> _WORK REQUIRED_: Every record below should be written out exactly; pictures stay out.

— begin —

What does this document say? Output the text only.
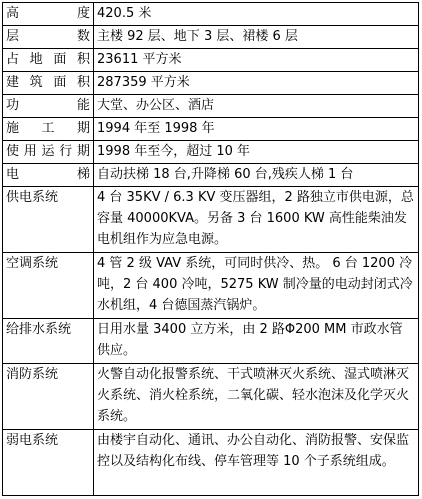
高　　度	420.5 米
层　　数	主楼 92 层、地下 3 层、裙楼 6 层
占地面积	23611 平方米
建筑面积	287359 平方米
功　　能	大堂、办公区、酒店
施 工 期	1994 年至 1998 年
使用运行期	1998 年至今，超过 10 年
电　　梯	自动扶梯 18 台,升降梯 60 台,残疾人梯 1 台
供电系统	4 台 35KV / 6.3 KV 变压器组，2 路独立市供电源，总容量 40000KVA。另备 3 台 1600 KW 高性能柴油发电机组作为应急电源。
空调系统	4 管 2 级 VAV 系统，可同时供冷、热。 6 台 1200 冷吨，2 台 400 冷吨，5275 KW 制冷量的电动封闭式冷水机组，4 台德国蒸汽锅炉。
给排水系统	日用水量 3400 立方米，由 2 路Φ200 MM 市政水管供应。
消防系统	火警自动化报警系统、干式喷淋灭火系统、湿式喷淋灭火系统、消火栓系统，二氧化碳、轻水泡沫及化学灭火系统。
弱电系统	由楼宇自动化、通讯、办公自动化、消防报警、安保监控以及结构化布线、停车管理等 10 个子系统组成。
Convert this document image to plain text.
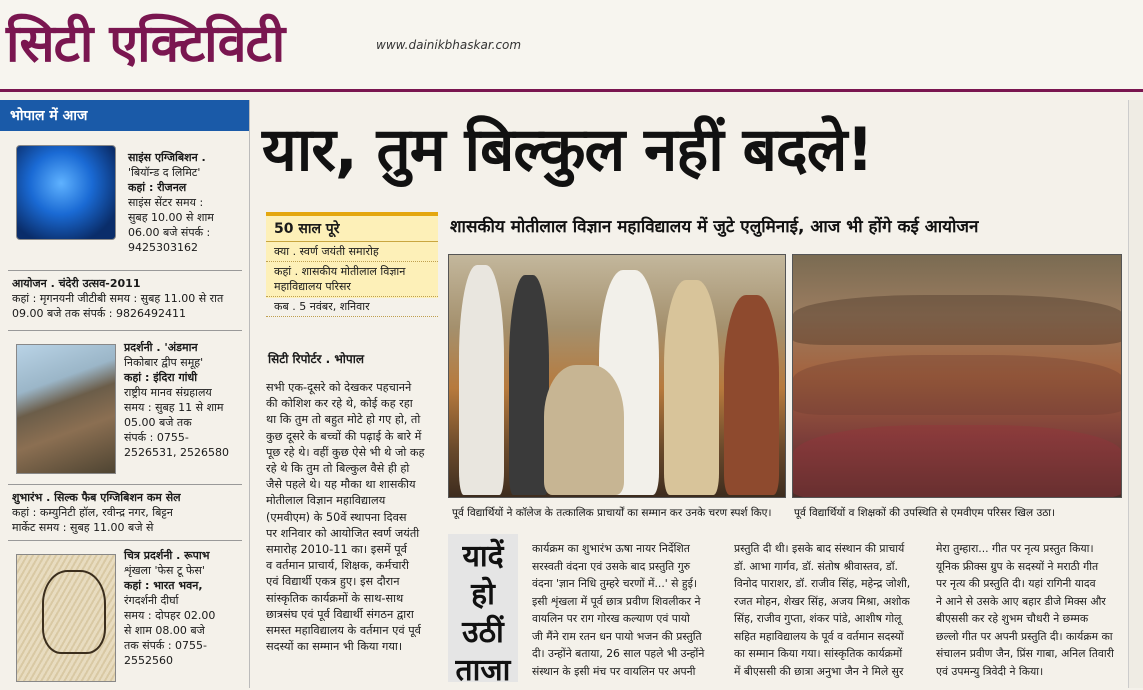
सिटी एक्टिविटी	www.dainikbhaskar.com
भोपाल में आज
साइंस एग्जिबिशन .
'बियॉन्ड द लिमिट'
कहां : रीजनल
साइंस सेंटर समय :
सुबह 10.00 से शाम
06.00 बजे संपर्क :
9425303162
आयोजन . चंदेरी उत्सव-2011
कहां : मृगनयनी जीटीबी समय : सुबह 11.00 से रात
09.00 बजे तक संपर्क : 9826492411
प्रदर्शनी . 'अंडमान
निकोबार द्वीप समूह'
कहां : इंदिरा गांधी
राष्ट्रीय मानव संग्रहालय
समय : सुबह 11 से शाम
05.00 बजे तक
संपर्क : 0755-
2526531, 2526580
शुभारंभ . सिल्क फैब एग्जिबिशन कम सेल
कहां : कम्युनिटी हॉल, रवीन्द्र नगर, बिट्टन
मार्केट समय : सुबह 11.00 बजे से
चित्र प्रदर्शनी . रूपाभ
शृंखला 'फेस टू फेस'
कहां : भारत भवन,
रंगदर्शनी दीर्घा
समय : दोपहर 02.00
से शाम 08.00 बजे
तक संपर्क : 0755-
2552560
यार, तुम बिल्कुल नहीं बदले!
शासकीय मोतीलाल विज्ञान महाविद्यालय में जुटे एलुमिनाई, आज भी होंगे कई आयोजन
50 साल पूरे
क्या . स्वर्ण जयंती समारोह
कहां . शासकीय मोतीलाल विज्ञान
महाविद्यालय परिसर
कब . 5 नवंबर, शनिवार
सिटी रिपोर्टर . भोपाल
सभी एक-दूसरे को देखकर पहचानने
की कोशिश कर रहे थे, कोई कह रहा
था कि तुम तो बहुत मोटे हो गए हो, तो
कुछ दूसरे के बच्चों की पढ़ाई के बारे में
पूछ रहे थे। वहीं कुछ ऐसे भी थे जो कह
रहे थे कि तुम तो बिल्कुल वैसे ही हो
जैसे पहले थे। यह मौका था शासकीय
मोतीलाल विज्ञान महाविद्यालय
(एमवीएम) के 50वें स्थापना दिवस
पर शनिवार को आयोजित स्वर्ण जयंती
समारोह 2010-11 का। इसमें पूर्व
व वर्तमान प्राचार्य, शिक्षक, कर्मचारी
एवं विद्यार्थी एकत्र हुए। इस दौरान
सांस्कृतिक कार्यक्रमों के साथ-साथ
छात्रसंघ एवं पूर्व विद्यार्थी संगठन द्वारा
समस्त महाविद्यालय के वर्तमान एवं पूर्व
सदस्यों का सम्मान भी किया गया।
पूर्व विद्यार्थियों ने कॉलेज के तत्कालिक प्राचार्यों का सम्मान कर उनके चरण स्पर्श किए।	पूर्व विद्यार्थियों व शिक्षकों की उपस्थिति से एमवीएम परिसर खिल उठा।
यादें
हो
उठीं
ताजा
कार्यक्रम का शुभारंभ ऊषा नायर निर्देशित
सरस्वती वंदना एवं उसके बाद प्रस्तुति गुरु
वंदना 'ज्ञान निधि तुम्हरे चरणों में...' से हुई।
इसी शृंखला में पूर्व छात्र प्रवीण शिवलीकर ने
वायलिन पर राग गोरख कल्याण एवं पायो
जी मैंने राम रतन धन पायो भजन की प्रस्तुति
दी। उन्होंने बताया, 26 साल पहले भी उन्होंने
संस्थान के इसी मंच पर वायलिन पर अपनी
प्रस्तुति दी थी। इसके बाद संस्थान की प्राचार्य
डॉ. आभा गार्गव, डॉ. संतोष श्रीवास्तव, डॉ.
विनोद पाराशर, डॉ. राजीव सिंह, महेन्द्र जोशी,
रजत मोहन, शेखर सिंह, अजय मिश्रा, अशोक
सिंह, राजीव गुप्ता, शंकर पांडे, आशीष गोलू
सहित महाविद्यालय के पूर्व व वर्तमान सदस्यों
का सम्मान किया गया। सांस्कृतिक कार्यक्रमों
में बीएससी की छात्रा अनुभा जैन ने मिले सुर
मेरा तुम्हारा... गीत पर नृत्य प्रस्तुत किया।
यूनिक फ्रीक्स ग्रुप के सदस्यों ने मराठी गीत
पर नृत्य की प्रस्तुति दी। यहां रागिनी यादव
ने आने से उसके आए बहार डीजे मिक्स और
बीएससी कर रहे शुभम चौधरी ने छम्मक
छल्लो गीत पर अपनी प्रस्तुति दी। कार्यक्रम का
संचालन प्रवीण जैन, प्रिंस गाबा, अनिल तिवारी
एवं उपमन्यु त्रिवेदी ने किया।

— end —

> _WRITTEN SOLUTION_:
What does this document say? Output the text only.
高　　度	420.5 米
层　　数	主楼 92 层、地下 3 层、裙楼 6 层
占地面积	23611 平方米
建筑面积	287359 平方米
功　　能	大堂、办公区、酒店
施 工 期	1994 年至 1998 年
使用运行期	1998 年至今，超过 10 年
电　　梯	自动扶梯 18 台,升降梯 60 台,残疾人梯 1 台
供电系统	4 台 35KV / 6.3 KV 变压器组，2 路独立市供电源，总容量 40000KVA。另备 3 台 1600 KW 高性能柴油发电机组作为应急电源。
空调系统	4 管 2 级 VAV 系统，可同时供冷、热。 6 台 1200 冷吨，2 台 400 冷吨，5275 KW 制冷量的电动封闭式冷水机组，4 台德国蒸汽锅炉。
给排水系统	日用水量 3400 立方米，由 2 路Φ200 MM 市政水管供应。
消防系统	火警自动化报警系统、干式喷淋灭火系统、湿式喷淋灭火系统、消火栓系统，二氧化碳、轻水泡沫及化学灭火系统。
弱电系统	由楼宇自动化、通讯、办公自动化、消防报警、安保监控以及结构化布线、停车管理等 10 个子系统组成。
Convert this document image to plain text.
सिटी एक्टिविटी	www.dainikbhaskar.com
भोपाल में आज
साइंस एग्जिबिशन .
'बियॉन्ड द लिमिट'
कहां : रीजनल
साइंस सेंटर समय :
सुबह 10.00 से शाम
06.00 बजे संपर्क :
9425303162
आयोजन . चंदेरी उत्सव-2011
कहां : मृगनयनी जीटीबी समय : सुबह 11.00 से रात
09.00 बजे तक संपर्क : 9826492411
प्रदर्शनी . 'अंडमान
निकोबार द्वीप समूह'
कहां : इंदिरा गांधी
राष्ट्रीय मानव संग्रहालय
समय : सुबह 11 से शाम
05.00 बजे तक
संपर्क : 0755-
2526531, 2526580
शुभारंभ . सिल्क फैब एग्जिबिशन कम सेल
कहां : कम्युनिटी हॉल, रवीन्द्र नगर, बिट्टन
मार्केट समय : सुबह 11.00 बजे से
चित्र प्रदर्शनी . रूपाभ
शृंखला 'फेस टू फेस'
कहां : भारत भवन,
रंगदर्शनी दीर्घा
समय : दोपहर 02.00
से शाम 08.00 बजे
तक संपर्क : 0755-
2552560
यार, तुम बिल्कुल नहीं बदले!
शासकीय मोतीलाल विज्ञान महाविद्यालय में जुटे एलुमिनाई, आज भी होंगे कई आयोजन
50 साल पूरे
क्या . स्वर्ण जयंती समारोह
कहां . शासकीय मोतीलाल विज्ञान
महाविद्यालय परिसर
कब . 5 नवंबर, शनिवार
सिटी रिपोर्टर . भोपाल
सभी एक-दूसरे को देखकर पहचानने
की कोशिश कर रहे थे, कोई कह रहा
था कि तुम तो बहुत मोटे हो गए हो, तो
कुछ दूसरे के बच्चों की पढ़ाई के बारे में
पूछ रहे थे। वहीं कुछ ऐसे भी थे जो कह
रहे थे कि तुम तो बिल्कुल वैसे ही हो
जैसे पहले थे। यह मौका था शासकीय
मोतीलाल विज्ञान महाविद्यालय
(एमवीएम) के 50वें स्थापना दिवस
पर शनिवार को आयोजित स्वर्ण जयंती
समारोह 2010-11 का। इसमें पूर्व
व वर्तमान प्राचार्य, शिक्षक, कर्मचारी
एवं विद्यार्थी एकत्र हुए। इस दौरान
सांस्कृतिक कार्यक्रमों के साथ-साथ
छात्रसंघ एवं पूर्व विद्यार्थी संगठन द्वारा
समस्त महाविद्यालय के वर्तमान एवं पूर्व
सदस्यों का सम्मान भी किया गया।
पूर्व विद्यार्थियों ने कॉलेज के तत्कालिक प्राचार्यों का सम्मान कर उनके चरण स्पर्श किए।	पूर्व विद्यार्थियों व शिक्षकों की उपस्थिति से एमवीएम परिसर खिल उठा।
यादें
हो
उठीं
ताजा
कार्यक्रम का शुभारंभ ऊषा नायर निर्देशित
सरस्वती वंदना एवं उसके बाद प्रस्तुति गुरु
वंदना 'ज्ञान निधि तुम्हरे चरणों में...' से हुई।
इसी शृंखला में पूर्व छात्र प्रवीण शिवलीकर ने
वायलिन पर राग गोरख कल्याण एवं पायो
जी मैंने राम रतन धन पायो भजन की प्रस्तुति
दी। उन्होंने बताया, 26 साल पहले भी उन्होंने
संस्थान के इसी मंच पर वायलिन पर अपनी
प्रस्तुति दी थी। इसके बाद संस्थान की प्राचार्य
डॉ. आभा गार्गव, डॉ. संतोष श्रीवास्तव, डॉ.
विनोद पाराशर, डॉ. राजीव सिंह, महेन्द्र जोशी,
रजत मोहन, शेखर सिंह, अजय मिश्रा, अशोक
सिंह, राजीव गुप्ता, शंकर पांडे, आशीष गोलू
सहित महाविद्यालय के पूर्व व वर्तमान सदस्यों
का सम्मान किया गया। सांस्कृतिक कार्यक्रमों
में बीएससी की छात्रा अनुभा जैन ने मिले सुर
मेरा तुम्हारा... गीत पर नृत्य प्रस्तुत किया।
यूनिक फ्रीक्स ग्रुप के सदस्यों ने मराठी गीत
पर नृत्य की प्रस्तुति दी। यहां रागिनी यादव
ने आने से उसके आए बहार डीजे मिक्स और
बीएससी कर रहे शुभम चौधरी ने छम्मक
छल्लो गीत पर अपनी प्रस्तुति दी। कार्यक्रम का
संचालन प्रवीण जैन, प्रिंस गाबा, अनिल तिवारी
एवं उपमन्यु त्रिवेदी ने किया।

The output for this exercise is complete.